**Written exercise**: Track down every line below that holds "знаю" and copy it.

**Given data**:
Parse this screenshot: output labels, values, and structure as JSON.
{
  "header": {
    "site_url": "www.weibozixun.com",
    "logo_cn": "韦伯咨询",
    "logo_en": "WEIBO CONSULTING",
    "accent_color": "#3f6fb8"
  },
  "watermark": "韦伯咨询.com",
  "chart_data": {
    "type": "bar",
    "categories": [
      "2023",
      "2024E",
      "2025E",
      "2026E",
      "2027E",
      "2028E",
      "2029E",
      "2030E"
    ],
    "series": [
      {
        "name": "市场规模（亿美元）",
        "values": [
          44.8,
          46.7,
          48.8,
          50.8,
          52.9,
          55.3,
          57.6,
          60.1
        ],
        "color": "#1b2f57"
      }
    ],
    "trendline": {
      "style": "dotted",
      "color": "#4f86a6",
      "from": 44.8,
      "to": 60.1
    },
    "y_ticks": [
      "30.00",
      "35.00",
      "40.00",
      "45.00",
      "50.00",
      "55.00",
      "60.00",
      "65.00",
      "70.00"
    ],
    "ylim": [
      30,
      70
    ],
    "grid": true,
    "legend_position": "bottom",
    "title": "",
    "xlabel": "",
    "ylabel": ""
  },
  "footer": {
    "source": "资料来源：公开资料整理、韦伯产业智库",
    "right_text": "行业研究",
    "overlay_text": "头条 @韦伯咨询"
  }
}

--

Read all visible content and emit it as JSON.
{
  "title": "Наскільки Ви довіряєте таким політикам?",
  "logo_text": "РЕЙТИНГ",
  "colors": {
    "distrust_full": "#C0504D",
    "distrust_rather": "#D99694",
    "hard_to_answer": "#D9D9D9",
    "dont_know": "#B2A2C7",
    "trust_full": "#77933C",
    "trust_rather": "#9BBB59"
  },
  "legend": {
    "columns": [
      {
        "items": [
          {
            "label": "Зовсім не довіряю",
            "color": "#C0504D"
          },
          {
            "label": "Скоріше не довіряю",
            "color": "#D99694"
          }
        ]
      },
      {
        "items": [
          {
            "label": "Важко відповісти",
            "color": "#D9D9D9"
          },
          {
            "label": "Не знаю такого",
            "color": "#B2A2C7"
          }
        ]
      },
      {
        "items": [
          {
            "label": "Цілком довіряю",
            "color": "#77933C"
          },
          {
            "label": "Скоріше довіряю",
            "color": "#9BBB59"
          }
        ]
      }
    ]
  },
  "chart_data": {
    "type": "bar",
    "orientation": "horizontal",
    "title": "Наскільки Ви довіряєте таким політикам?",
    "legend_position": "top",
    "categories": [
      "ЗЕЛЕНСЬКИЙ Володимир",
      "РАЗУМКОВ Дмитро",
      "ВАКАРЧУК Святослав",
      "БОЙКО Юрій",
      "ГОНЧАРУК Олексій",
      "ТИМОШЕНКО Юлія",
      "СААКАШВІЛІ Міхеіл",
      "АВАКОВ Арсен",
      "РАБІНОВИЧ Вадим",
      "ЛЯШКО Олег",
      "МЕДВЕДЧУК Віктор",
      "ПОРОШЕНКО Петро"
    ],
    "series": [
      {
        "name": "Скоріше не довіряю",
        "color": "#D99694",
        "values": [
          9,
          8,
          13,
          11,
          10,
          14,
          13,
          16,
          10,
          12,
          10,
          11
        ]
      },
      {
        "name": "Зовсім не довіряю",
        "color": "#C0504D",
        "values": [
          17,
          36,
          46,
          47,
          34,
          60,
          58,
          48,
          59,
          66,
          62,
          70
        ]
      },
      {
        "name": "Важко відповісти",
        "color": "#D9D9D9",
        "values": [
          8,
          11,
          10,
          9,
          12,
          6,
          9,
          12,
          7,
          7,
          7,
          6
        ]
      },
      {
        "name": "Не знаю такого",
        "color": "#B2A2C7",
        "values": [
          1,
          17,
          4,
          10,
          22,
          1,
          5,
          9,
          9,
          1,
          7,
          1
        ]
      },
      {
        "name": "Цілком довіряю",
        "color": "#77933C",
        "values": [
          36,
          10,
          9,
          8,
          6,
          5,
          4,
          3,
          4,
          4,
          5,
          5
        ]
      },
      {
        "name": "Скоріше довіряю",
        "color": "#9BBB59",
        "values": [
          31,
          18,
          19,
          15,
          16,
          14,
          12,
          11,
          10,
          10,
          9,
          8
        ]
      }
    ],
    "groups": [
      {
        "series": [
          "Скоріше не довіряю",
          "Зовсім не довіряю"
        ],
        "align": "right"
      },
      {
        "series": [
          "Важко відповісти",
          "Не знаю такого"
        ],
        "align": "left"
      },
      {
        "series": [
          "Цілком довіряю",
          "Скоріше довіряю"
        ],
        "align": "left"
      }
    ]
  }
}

* * *

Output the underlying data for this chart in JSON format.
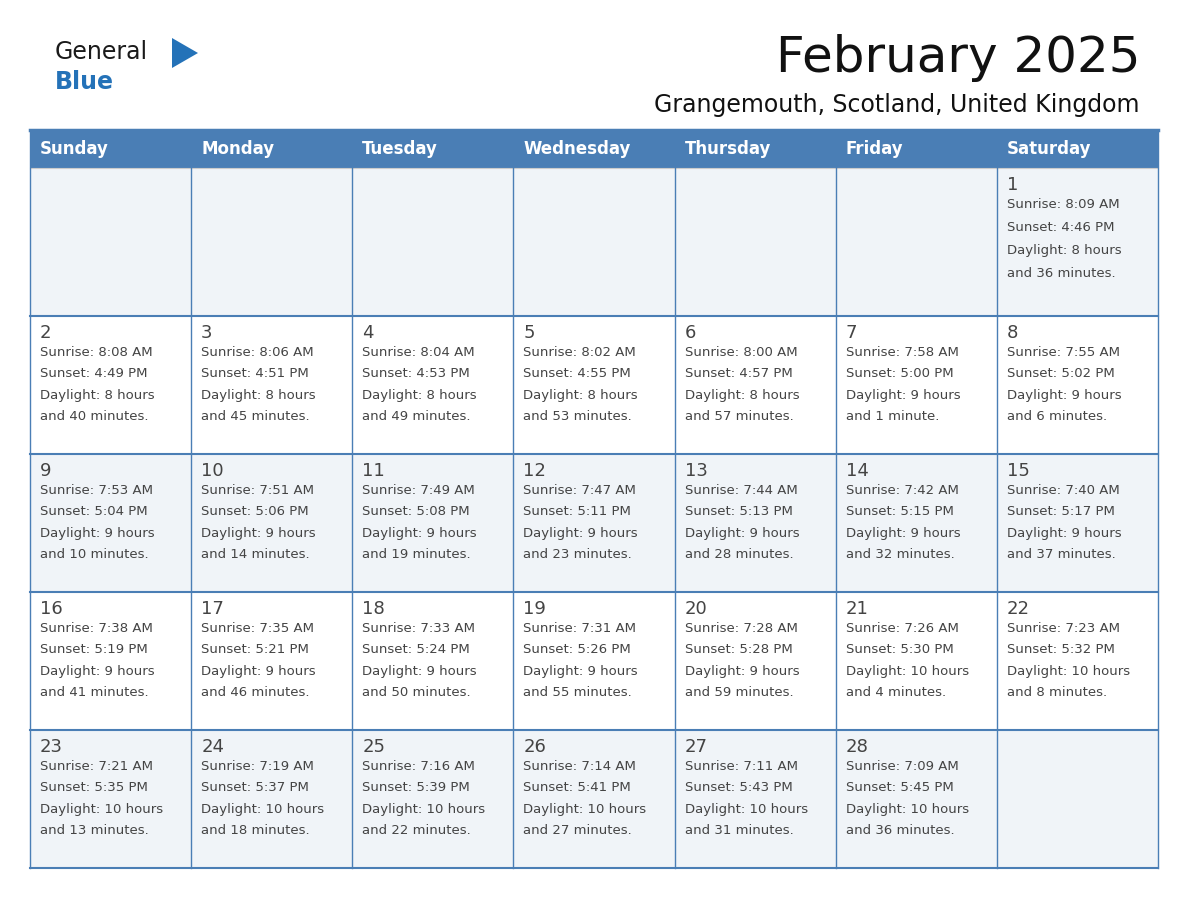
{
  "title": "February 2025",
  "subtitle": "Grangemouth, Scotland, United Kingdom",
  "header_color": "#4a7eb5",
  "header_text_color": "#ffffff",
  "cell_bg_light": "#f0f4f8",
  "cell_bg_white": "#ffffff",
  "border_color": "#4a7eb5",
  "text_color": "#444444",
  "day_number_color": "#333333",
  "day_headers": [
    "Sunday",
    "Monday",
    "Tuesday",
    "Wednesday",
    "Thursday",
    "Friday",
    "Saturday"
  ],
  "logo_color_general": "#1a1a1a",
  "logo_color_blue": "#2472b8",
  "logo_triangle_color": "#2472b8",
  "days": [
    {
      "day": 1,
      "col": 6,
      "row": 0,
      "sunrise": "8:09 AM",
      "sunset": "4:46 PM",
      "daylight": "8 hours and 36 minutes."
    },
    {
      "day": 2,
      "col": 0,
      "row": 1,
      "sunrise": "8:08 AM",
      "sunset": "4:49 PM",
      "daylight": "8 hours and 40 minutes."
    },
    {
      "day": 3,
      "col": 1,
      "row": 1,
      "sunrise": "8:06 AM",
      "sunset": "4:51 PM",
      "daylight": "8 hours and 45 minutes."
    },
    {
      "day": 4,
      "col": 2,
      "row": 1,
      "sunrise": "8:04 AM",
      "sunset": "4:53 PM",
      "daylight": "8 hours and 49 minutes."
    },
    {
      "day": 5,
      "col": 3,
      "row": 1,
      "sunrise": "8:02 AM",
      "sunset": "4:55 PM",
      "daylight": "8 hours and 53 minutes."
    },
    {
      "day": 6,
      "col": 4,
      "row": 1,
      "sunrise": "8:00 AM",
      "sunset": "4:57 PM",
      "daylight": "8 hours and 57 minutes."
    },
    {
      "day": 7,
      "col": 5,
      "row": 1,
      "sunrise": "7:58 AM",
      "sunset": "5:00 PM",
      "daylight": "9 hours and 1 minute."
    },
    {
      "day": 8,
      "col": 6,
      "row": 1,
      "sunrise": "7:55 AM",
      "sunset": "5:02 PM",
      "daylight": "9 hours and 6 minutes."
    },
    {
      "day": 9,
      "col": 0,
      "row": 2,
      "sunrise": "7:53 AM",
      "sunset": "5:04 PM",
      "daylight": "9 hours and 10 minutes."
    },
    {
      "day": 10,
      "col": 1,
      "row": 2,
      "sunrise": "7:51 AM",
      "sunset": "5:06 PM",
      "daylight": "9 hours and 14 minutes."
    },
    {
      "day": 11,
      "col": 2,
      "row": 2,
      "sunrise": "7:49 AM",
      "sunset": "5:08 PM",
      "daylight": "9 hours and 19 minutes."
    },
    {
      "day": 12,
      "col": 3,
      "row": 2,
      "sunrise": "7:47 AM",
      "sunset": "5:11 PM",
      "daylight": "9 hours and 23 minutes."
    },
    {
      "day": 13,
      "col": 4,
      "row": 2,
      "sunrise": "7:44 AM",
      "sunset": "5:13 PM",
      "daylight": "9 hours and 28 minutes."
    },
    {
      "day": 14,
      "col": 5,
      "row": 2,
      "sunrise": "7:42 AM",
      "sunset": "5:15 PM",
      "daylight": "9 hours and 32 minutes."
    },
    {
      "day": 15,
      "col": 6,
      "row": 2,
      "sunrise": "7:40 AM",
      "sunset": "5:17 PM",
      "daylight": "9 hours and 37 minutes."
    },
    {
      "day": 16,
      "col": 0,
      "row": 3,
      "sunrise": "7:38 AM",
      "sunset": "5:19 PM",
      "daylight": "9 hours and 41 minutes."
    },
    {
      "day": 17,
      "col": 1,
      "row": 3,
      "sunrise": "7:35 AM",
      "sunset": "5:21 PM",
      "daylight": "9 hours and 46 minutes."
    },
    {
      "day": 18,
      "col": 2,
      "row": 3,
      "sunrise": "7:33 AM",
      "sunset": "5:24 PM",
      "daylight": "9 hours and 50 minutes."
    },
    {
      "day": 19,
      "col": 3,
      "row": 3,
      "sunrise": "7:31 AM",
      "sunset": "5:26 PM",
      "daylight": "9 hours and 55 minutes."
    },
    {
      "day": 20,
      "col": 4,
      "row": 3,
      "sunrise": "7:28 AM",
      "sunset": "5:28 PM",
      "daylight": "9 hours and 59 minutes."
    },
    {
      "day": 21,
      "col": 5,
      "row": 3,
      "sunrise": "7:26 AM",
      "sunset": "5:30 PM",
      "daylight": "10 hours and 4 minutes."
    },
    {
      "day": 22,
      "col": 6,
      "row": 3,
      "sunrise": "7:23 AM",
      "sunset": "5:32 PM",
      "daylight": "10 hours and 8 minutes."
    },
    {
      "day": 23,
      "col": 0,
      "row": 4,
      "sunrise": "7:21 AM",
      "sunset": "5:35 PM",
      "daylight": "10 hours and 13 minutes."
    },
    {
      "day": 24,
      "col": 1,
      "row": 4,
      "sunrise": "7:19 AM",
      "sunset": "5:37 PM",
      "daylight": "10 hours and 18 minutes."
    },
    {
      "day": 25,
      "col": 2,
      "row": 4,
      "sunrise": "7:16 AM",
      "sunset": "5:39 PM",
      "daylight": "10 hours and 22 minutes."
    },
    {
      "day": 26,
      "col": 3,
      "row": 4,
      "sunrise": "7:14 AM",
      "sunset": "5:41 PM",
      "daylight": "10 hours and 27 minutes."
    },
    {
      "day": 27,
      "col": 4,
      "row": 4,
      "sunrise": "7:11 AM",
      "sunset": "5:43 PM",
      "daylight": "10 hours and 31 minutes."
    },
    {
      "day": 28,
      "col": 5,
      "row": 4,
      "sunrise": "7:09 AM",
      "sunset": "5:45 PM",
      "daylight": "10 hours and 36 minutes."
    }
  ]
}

**Written response**:
            "label": "Не знаю такого",
        "name": "Не знаю такого",
          "Не знаю такого"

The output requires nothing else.